**TASK TO COMPLETE**
Rewrite the entries from the start through the line containing "pie-slice-others bbox=[321, 184, 331, 314]", replacing "footer-bar" with "bottom-banner" and leaving everything else unchanged.

### RECORDS FOR THE TASK ###

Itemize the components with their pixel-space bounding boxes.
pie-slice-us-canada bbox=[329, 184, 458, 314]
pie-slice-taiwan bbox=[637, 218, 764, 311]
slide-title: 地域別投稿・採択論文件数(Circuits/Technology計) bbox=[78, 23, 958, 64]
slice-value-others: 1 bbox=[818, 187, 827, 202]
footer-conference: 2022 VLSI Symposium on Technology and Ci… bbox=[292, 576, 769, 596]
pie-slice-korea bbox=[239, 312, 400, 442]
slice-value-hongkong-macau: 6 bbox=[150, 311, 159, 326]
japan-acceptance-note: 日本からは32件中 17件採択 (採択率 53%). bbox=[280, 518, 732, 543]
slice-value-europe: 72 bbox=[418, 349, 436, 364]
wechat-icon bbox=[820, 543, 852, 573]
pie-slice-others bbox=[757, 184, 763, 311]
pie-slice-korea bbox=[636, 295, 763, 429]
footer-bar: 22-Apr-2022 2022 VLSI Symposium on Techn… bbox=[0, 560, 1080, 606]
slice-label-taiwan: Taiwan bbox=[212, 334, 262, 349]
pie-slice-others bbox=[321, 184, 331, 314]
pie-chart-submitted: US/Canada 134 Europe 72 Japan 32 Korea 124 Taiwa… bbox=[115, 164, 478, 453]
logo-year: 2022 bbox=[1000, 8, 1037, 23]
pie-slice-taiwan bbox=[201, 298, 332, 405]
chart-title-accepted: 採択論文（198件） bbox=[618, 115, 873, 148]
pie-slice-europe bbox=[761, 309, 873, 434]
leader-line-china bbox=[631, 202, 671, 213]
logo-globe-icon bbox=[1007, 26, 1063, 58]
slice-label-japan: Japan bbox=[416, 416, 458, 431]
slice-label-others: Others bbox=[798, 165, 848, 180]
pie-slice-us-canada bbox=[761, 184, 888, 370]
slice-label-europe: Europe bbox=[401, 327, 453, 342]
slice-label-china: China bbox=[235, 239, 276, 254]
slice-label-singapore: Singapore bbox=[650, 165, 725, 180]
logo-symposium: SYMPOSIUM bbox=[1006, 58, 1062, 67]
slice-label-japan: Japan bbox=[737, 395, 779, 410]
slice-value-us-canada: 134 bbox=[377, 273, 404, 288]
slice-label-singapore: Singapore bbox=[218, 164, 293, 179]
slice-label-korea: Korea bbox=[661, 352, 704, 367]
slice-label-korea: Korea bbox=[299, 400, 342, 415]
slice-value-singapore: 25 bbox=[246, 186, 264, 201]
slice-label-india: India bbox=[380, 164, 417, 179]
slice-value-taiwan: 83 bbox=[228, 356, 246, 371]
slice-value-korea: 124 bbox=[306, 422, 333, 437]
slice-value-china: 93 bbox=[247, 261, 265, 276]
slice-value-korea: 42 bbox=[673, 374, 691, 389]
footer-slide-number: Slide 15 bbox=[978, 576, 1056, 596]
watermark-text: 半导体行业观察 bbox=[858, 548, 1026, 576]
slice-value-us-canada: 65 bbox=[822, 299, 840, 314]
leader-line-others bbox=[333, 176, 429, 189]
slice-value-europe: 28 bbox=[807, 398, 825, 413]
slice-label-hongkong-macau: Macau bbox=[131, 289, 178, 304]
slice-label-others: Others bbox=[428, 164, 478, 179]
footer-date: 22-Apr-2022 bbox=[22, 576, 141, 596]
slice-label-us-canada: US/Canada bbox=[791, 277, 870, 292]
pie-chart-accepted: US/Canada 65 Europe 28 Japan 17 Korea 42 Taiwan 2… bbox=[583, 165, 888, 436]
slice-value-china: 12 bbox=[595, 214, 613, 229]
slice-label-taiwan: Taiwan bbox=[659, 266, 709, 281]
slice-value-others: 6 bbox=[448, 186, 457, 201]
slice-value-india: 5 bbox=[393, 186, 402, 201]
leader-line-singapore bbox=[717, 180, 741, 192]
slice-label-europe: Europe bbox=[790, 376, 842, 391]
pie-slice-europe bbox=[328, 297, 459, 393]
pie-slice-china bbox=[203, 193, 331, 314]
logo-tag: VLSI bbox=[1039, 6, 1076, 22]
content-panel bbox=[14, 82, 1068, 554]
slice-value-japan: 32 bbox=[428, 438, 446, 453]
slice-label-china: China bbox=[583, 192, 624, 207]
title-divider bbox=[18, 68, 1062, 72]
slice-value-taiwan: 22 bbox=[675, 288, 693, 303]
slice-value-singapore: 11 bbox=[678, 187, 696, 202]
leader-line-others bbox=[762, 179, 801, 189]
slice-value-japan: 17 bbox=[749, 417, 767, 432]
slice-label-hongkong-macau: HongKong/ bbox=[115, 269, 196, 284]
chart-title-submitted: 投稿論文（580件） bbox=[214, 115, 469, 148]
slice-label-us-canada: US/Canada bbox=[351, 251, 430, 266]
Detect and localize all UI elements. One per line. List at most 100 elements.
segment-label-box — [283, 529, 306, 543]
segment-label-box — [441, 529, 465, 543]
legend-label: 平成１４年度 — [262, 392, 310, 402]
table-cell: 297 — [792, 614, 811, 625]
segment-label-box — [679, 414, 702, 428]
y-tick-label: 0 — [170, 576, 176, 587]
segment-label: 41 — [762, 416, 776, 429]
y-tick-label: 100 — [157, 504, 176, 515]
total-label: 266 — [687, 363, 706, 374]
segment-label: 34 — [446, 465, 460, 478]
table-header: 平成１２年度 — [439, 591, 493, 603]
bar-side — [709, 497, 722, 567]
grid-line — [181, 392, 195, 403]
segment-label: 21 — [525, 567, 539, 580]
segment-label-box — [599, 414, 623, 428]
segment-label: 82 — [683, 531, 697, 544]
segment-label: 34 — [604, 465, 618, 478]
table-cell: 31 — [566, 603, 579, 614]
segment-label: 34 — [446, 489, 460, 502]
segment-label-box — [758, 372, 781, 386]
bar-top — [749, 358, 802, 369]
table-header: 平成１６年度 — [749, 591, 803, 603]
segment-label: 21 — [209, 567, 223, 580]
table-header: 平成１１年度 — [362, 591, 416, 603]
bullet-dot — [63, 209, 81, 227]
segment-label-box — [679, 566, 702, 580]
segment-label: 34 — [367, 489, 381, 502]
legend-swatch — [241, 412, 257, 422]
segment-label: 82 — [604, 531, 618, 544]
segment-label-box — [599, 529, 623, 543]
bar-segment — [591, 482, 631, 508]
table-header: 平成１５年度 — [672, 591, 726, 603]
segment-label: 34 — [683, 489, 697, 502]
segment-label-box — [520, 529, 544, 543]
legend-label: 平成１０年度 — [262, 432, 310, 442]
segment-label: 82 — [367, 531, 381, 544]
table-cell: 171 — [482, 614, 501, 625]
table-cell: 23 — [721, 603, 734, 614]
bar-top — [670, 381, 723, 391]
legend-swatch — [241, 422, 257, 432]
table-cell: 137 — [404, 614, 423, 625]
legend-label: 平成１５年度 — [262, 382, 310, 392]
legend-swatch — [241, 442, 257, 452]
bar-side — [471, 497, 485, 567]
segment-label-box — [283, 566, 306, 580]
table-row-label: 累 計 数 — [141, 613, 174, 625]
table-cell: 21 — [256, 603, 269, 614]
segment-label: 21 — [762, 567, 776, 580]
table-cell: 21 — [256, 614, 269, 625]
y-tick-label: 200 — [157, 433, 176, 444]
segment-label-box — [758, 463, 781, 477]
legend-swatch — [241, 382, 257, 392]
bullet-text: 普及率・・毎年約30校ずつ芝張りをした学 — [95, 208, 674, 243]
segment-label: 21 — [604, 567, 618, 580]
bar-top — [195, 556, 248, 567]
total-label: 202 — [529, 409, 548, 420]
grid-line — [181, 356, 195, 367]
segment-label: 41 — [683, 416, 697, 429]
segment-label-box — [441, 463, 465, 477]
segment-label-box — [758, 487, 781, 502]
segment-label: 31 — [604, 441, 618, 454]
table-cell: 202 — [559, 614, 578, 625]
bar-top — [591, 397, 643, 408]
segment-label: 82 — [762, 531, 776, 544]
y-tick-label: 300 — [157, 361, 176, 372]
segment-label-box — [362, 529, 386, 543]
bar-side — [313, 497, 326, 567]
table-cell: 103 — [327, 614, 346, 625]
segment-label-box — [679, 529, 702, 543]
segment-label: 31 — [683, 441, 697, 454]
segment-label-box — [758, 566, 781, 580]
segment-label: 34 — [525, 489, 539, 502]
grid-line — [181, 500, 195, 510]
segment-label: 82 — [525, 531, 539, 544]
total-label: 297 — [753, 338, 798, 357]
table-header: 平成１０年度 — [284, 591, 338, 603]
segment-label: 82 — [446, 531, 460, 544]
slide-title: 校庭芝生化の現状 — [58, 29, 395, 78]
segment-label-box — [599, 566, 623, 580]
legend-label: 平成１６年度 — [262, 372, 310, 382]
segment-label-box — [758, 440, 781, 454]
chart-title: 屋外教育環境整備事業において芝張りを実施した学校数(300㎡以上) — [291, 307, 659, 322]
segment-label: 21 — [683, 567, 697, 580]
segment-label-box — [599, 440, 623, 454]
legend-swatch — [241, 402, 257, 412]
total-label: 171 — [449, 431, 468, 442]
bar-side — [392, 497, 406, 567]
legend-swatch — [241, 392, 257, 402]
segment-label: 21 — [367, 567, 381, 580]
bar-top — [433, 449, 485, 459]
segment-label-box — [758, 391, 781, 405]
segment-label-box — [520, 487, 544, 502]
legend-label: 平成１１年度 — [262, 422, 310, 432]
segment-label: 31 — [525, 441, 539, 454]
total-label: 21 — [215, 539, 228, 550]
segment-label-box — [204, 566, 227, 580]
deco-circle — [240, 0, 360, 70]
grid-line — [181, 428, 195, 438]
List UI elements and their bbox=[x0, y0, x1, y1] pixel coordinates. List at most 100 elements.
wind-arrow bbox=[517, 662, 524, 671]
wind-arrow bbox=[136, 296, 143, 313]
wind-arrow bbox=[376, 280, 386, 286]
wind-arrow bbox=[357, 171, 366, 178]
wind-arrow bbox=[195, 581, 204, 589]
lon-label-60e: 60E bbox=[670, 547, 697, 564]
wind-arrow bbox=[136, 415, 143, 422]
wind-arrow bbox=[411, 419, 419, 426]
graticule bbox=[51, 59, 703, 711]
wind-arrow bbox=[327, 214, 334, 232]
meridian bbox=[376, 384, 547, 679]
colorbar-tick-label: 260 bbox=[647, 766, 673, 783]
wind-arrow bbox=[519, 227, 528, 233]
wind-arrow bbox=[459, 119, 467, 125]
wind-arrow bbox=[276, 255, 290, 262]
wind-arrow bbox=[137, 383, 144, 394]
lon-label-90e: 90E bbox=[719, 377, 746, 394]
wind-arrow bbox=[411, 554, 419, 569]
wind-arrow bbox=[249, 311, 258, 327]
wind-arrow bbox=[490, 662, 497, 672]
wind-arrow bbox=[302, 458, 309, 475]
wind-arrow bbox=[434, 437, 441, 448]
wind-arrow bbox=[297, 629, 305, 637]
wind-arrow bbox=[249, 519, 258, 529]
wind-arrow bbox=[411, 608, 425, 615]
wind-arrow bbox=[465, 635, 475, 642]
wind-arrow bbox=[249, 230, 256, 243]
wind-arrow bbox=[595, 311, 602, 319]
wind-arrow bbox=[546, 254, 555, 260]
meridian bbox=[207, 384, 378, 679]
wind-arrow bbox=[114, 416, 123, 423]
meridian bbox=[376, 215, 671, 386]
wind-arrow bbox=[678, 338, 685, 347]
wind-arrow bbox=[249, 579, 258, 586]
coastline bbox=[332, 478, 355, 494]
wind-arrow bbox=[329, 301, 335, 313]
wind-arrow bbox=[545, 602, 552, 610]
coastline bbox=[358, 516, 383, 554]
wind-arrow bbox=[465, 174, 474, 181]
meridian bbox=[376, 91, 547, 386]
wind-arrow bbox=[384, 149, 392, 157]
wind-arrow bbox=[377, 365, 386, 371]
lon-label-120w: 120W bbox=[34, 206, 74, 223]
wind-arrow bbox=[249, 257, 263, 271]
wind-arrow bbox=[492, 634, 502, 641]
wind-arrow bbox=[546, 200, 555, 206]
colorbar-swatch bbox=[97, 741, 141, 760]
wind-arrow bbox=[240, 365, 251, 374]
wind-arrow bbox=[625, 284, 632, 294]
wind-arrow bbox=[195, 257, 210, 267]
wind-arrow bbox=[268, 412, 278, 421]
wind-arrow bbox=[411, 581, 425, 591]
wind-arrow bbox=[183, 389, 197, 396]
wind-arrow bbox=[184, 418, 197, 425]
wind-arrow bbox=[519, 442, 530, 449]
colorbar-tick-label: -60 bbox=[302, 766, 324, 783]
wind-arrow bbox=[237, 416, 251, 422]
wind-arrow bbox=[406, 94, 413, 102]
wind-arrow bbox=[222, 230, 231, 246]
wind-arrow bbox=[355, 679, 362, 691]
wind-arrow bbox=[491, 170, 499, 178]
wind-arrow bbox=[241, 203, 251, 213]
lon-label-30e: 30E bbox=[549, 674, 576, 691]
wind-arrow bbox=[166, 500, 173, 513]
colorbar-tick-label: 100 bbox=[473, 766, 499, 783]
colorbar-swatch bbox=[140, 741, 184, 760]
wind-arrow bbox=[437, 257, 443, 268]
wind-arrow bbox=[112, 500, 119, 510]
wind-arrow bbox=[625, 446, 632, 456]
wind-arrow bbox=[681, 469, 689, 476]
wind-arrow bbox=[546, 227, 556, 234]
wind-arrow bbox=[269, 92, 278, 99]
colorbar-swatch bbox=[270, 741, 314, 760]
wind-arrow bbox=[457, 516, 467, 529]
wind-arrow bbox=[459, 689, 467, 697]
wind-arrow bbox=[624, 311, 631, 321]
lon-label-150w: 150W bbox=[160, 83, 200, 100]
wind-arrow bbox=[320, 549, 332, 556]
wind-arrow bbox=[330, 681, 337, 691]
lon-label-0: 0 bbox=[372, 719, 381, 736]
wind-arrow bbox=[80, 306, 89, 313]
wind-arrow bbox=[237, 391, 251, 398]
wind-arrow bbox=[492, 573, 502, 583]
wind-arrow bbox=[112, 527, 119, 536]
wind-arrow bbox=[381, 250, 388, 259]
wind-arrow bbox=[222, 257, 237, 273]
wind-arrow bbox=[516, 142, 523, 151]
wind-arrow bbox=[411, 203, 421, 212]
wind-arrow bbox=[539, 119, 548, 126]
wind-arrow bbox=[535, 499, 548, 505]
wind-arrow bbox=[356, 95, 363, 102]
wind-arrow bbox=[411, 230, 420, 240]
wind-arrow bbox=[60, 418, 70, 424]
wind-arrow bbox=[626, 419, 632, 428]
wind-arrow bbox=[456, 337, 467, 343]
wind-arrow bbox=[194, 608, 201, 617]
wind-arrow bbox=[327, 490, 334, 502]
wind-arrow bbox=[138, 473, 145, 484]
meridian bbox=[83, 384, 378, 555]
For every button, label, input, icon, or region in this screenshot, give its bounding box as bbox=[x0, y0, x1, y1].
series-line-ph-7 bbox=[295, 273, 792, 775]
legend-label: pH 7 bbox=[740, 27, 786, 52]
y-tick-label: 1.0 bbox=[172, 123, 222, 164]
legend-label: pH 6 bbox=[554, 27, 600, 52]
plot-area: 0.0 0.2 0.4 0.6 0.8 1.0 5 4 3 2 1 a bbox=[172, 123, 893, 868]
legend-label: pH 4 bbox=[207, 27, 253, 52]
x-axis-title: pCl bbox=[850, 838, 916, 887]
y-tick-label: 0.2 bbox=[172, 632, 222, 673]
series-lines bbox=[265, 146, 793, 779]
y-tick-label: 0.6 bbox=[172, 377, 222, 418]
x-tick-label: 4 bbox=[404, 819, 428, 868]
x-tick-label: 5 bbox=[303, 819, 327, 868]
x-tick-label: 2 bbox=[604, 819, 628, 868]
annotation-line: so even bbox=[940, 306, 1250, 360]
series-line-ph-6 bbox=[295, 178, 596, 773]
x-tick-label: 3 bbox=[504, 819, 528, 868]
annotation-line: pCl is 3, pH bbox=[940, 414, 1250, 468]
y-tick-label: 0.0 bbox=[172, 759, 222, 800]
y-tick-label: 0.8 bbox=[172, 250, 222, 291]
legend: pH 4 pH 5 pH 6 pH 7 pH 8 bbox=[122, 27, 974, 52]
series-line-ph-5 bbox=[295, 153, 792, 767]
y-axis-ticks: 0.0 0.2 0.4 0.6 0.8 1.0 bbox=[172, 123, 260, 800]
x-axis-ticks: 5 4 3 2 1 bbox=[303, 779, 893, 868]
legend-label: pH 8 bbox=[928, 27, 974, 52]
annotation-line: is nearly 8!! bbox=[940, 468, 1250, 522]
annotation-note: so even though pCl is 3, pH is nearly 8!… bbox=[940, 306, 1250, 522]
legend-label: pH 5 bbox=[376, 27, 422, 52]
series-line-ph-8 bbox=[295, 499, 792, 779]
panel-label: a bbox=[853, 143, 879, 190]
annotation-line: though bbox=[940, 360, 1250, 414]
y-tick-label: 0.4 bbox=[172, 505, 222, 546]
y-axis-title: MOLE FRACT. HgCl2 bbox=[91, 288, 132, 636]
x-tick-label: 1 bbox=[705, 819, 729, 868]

###

**FINAL RESULT**
Itemize the components with their pixel-space bounding boxes.
pie-slice-us-canada bbox=[329, 184, 458, 314]
pie-slice-taiwan bbox=[637, 218, 764, 311]
slide-title: 地域別投稿・採択論文件数(Circuits/Technology計) bbox=[78, 23, 958, 64]
slice-value-others: 1 bbox=[818, 187, 827, 202]
footer-conference: 2022 VLSI Symposium on Technology and Ci… bbox=[292, 576, 769, 596]
pie-slice-korea bbox=[239, 312, 400, 442]
slice-value-hongkong-macau: 6 bbox=[150, 311, 159, 326]
japan-acceptance-note: 日本からは32件中 17件採択 (採択率 53%). bbox=[280, 518, 732, 543]
slice-value-europe: 72 bbox=[418, 349, 436, 364]
wechat-icon bbox=[820, 543, 852, 573]
pie-slice-others bbox=[757, 184, 763, 311]
pie-slice-korea bbox=[636, 295, 763, 429]
bottom-banner: 22-Apr-2022 2022 VLSI Symposium on Techn… bbox=[0, 560, 1080, 606]
slice-label-taiwan: Taiwan bbox=[212, 334, 262, 349]
pie-slice-others bbox=[321, 184, 331, 314]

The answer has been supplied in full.